- Dataset rows

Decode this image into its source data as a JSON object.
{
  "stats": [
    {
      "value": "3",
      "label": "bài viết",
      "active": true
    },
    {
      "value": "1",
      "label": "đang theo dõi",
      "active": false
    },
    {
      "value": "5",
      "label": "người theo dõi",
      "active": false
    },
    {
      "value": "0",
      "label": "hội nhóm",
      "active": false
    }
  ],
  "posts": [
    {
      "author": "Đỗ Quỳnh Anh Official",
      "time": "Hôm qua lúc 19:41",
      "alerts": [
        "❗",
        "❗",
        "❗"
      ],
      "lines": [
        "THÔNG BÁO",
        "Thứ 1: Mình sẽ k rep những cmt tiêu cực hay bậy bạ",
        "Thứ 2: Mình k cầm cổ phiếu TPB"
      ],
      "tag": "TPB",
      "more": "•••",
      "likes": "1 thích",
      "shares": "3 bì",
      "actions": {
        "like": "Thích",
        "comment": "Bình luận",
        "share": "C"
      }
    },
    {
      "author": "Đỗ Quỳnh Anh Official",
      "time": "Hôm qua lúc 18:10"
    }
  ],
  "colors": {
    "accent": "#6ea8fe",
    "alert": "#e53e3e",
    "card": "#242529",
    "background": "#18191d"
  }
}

- Problem description
Which lines include "theo"? Copy each of them out.

- Exercise answer
      "label": "đang theo dõi",
      "label": "người theo dõi",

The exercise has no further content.